| Exercise material |

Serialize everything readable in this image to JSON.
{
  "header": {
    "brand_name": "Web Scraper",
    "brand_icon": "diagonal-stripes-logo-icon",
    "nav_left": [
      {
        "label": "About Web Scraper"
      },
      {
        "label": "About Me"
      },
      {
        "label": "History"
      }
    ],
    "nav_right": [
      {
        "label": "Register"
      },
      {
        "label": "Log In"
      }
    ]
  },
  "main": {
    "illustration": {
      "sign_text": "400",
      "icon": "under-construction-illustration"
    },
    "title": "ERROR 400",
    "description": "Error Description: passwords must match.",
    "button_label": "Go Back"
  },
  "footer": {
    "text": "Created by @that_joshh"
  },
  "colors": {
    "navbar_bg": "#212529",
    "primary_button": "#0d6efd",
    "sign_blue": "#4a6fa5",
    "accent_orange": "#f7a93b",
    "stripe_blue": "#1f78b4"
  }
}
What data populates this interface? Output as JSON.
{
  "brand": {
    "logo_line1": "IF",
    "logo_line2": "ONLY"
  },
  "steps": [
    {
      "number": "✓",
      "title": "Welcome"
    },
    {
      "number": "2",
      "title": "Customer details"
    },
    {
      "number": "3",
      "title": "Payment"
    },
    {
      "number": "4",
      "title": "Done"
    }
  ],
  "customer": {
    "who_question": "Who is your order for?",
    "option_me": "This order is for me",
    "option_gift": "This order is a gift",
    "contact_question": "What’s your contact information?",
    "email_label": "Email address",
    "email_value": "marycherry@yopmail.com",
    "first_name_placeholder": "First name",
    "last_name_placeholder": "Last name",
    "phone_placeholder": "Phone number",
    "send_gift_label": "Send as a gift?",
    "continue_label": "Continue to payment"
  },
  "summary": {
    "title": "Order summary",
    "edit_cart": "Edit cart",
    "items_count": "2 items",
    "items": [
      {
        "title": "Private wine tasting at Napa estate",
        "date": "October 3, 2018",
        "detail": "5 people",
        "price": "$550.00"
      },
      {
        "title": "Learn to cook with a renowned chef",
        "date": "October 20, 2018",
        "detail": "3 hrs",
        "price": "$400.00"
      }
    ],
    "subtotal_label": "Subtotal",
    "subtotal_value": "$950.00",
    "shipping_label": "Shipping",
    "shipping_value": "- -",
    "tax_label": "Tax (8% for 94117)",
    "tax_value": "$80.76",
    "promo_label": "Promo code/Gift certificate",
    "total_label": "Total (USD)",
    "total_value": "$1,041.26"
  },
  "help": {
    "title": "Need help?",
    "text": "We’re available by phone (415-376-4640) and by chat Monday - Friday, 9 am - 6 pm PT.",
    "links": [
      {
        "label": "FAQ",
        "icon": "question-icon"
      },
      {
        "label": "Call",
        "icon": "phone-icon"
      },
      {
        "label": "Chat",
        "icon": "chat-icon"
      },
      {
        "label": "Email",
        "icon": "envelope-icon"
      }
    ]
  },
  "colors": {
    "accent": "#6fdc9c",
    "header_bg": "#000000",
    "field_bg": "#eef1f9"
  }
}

| Your task |
Locate the word "About" in the records and collect each line it appears in.

| Solution for this exercise |
        "label": "About Web Scraper"
        "label": "About Me"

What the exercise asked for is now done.